Document passage
= Graduate Diploma in Law =

Legal qualification in England and Wales

The Graduate Diploma in Law/Postgraduate Diploma in Law/Common Professional Examination (GDL/PGDL/CPE) is a postgraduate law course in England and Wales that is taken by non-law graduates (graduates who have a degree in a discipline that is not law or not a qualifying law degree for legal practice) wishing to become either a solicitor or barrister in England and Wales. The course allows non-law students to convert to law after university (exceptions exist for non-graduates depending on circumstances); it is commonly known as a "law conversion course". Regulated by the Solicitors Regulation Authority, the course is designed as an intense programme covering roughly the same content as a law degree LLB (Hons) and the main goal is to allow people with a greater variety of educational backgrounds into the legal profession.

Most GDL/PGDL courses award a diploma and are thus often titled Common Professional Examination (CPE).

The GDL/PGDL is one (full-time) or two (part-time) years long, and successful candidates may proceed to the Bar Professional Training Course (BPTC) for barristers. It is regulated by the Law Society of England and Wales with admissions handled through the Central Applications Board. Prospective solicitors are no longer required to have either a Law degree or the GDL and may proceed direct to the Solicitors Qualifying Examination (SQE).

What to work on
1. Please list every abbreviation that the Graduate Diploma in Law article above spells out in full, each with its expansion.
2. Answer these from the Graduate Diploma in Law article:
(a) How long does the course take full-time, and how long part-time?
(b) Which body handles admissions?
(c) What is the course commonly known as?
3. Carry on the Graduate Diploma in Law article from its final sentence.

Entries shown
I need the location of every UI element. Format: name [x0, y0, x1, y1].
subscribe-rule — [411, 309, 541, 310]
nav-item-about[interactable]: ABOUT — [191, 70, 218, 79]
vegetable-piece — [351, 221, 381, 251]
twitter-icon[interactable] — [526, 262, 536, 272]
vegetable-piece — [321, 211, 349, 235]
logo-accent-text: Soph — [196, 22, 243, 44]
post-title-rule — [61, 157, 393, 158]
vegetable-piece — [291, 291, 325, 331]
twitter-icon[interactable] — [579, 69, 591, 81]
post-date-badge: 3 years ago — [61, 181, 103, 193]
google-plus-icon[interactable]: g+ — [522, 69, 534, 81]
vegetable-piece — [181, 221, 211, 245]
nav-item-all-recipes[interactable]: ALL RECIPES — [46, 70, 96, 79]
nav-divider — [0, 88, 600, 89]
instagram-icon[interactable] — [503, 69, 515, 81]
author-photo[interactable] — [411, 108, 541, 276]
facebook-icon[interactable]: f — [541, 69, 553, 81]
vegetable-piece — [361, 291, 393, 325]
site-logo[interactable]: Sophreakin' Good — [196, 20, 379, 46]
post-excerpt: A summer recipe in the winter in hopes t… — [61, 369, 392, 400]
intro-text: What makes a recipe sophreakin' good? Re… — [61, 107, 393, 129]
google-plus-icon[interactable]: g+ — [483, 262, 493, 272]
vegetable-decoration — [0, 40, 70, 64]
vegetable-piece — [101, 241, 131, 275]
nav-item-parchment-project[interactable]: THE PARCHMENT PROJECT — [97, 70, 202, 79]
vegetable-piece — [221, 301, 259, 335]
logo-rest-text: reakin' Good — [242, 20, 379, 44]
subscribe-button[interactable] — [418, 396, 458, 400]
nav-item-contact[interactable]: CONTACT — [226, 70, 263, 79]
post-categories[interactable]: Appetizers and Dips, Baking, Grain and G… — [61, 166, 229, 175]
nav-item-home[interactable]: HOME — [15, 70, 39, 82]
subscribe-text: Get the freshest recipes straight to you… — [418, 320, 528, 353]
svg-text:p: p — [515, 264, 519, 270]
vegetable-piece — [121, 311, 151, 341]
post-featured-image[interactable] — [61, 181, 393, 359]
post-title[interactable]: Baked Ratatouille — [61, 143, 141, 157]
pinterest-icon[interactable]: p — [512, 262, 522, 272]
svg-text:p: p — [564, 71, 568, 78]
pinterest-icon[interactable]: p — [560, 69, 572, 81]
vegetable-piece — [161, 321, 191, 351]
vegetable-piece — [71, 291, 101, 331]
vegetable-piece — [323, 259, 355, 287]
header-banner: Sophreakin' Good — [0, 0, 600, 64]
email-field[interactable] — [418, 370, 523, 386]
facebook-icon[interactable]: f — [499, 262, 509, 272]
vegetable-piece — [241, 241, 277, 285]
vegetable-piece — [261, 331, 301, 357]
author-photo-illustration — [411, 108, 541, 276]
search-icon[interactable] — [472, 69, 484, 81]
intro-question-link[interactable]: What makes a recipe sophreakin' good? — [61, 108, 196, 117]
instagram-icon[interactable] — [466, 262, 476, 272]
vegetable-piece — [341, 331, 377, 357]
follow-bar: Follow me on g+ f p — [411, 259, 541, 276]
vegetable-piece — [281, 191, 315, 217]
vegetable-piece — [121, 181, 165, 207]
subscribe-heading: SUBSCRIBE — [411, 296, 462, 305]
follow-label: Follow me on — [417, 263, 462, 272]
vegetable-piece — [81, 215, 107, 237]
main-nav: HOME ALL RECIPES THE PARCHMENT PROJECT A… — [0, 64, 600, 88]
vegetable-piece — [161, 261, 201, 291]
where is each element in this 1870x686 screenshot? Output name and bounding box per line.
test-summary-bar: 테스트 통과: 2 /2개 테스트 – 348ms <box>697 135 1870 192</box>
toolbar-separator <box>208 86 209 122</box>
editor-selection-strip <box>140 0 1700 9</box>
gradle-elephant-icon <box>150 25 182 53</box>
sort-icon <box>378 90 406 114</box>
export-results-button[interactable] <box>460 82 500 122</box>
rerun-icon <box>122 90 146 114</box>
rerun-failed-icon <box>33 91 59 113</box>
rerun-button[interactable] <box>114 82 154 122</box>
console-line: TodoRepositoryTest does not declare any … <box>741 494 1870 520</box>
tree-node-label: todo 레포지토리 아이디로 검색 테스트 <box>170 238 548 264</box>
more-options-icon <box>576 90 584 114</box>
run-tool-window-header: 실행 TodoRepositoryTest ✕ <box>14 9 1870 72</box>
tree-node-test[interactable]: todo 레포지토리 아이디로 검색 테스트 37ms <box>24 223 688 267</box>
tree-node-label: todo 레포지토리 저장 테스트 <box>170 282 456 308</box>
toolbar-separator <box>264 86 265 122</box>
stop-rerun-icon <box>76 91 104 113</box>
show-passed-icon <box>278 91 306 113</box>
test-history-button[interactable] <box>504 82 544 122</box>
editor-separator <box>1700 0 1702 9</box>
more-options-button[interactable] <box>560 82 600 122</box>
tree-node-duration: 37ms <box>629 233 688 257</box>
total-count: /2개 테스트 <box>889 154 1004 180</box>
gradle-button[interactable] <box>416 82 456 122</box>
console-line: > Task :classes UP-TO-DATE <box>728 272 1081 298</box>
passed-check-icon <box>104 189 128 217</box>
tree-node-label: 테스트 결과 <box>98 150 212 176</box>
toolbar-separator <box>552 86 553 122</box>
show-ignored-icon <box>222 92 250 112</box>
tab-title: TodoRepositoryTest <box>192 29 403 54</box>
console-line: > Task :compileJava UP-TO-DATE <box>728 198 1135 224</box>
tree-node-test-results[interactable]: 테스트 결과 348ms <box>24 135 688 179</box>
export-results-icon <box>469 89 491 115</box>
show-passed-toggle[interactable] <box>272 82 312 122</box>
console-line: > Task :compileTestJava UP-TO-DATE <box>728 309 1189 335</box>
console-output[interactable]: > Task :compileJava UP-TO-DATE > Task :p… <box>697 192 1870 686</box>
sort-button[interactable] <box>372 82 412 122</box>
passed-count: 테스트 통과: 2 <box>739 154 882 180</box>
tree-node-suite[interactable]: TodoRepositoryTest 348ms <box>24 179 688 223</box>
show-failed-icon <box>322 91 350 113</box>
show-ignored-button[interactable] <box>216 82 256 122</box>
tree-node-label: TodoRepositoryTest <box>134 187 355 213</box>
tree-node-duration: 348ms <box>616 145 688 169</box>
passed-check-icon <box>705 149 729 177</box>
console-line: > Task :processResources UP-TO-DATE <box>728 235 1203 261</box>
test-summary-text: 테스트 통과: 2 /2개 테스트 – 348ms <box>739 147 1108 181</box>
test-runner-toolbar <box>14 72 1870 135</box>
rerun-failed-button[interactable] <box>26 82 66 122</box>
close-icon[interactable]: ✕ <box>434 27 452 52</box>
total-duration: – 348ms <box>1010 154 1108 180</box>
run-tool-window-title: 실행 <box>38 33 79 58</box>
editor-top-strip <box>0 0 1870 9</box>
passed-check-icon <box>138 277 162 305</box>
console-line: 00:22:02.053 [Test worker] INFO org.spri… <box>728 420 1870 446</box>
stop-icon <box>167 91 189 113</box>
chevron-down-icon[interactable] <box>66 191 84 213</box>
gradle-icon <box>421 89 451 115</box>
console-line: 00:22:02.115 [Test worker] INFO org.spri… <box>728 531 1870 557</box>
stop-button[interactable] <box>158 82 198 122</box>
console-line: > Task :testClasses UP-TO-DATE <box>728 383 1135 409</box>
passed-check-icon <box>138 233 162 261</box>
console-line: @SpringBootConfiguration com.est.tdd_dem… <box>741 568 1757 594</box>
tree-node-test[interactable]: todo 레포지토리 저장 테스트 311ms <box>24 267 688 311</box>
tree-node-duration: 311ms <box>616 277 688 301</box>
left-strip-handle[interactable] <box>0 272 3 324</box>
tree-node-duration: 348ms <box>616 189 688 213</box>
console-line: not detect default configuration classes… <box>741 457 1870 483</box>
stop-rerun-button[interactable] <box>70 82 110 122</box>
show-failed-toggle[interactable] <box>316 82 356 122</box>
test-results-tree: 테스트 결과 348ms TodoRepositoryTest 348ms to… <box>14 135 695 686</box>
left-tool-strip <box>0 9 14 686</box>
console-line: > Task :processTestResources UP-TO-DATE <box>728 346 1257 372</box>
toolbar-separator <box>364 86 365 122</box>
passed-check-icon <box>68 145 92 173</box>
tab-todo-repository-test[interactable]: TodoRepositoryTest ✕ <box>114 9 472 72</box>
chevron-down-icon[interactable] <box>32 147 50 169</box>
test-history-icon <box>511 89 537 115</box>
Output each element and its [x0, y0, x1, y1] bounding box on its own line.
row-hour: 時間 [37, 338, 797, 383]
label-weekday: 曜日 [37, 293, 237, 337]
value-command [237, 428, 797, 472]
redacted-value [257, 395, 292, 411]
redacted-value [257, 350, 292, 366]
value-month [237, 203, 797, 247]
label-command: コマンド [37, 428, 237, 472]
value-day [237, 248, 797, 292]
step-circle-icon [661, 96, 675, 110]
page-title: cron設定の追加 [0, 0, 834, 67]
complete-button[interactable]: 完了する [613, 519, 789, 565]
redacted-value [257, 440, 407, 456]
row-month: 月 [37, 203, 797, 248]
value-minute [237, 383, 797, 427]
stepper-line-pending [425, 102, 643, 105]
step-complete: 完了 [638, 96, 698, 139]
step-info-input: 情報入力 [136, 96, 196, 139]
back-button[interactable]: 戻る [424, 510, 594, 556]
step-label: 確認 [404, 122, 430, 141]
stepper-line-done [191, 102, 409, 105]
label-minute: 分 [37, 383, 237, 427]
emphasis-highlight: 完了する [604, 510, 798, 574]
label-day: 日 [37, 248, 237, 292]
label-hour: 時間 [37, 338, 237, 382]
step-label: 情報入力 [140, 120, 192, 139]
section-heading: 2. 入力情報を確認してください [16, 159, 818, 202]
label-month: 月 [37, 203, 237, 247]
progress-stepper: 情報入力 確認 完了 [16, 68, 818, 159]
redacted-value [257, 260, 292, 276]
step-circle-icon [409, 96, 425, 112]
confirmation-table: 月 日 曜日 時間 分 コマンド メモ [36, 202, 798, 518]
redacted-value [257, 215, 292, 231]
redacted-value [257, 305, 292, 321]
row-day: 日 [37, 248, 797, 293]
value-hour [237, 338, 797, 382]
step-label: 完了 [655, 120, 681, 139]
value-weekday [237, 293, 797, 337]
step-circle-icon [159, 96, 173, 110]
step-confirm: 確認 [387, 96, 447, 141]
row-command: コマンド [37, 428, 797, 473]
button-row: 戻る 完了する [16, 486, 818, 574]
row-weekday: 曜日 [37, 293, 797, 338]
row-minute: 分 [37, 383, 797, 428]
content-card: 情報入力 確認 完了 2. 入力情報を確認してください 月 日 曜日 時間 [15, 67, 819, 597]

Per-task outputs
1.
GDL: Graduate Diploma in Law
PGDL: Postgraduate Diploma in Law
CPE: Common Professional Examination
BPTC: Bar Professional Training Course
SQE: Solicitors Qualifying Examination

2.
(a) One year full-time and two years part-time.
(b) The Central Applications Board.
(c) A "law conversion course".

3.
Some law students study for four years (rather than three years, usually due to a study year abroad or a placement year), making it possible for both non-law and law graduates of the same starting year to finish at the same time, with the CPE providing the "foundations of legal knowledge".

== UK course providers ==
In 1977, the former Inns of Court School of Law (now merged into City, University of London) launched their GDL/PGDL/CPE programme, which was the first of its kind in England and Wales.

The GDL/PGDL tends to be offered through private institutions or universities. The largest course providers are BPP Law School, City Law School and The University of Law.

The GDL/PGDL is also offered by several British universities including Cardiff University, the University of East Anglia, Keele University, the University of Sheffield, the University of Sussex, Swansea University, Birmingham City University, Manchester Metropolitan University, Leeds Beckett University, London Metropolitan University, the University of Westminster, Middlesex University, De Montfort University, University of East London, Nottingham Trent University and Oxford Brookes University.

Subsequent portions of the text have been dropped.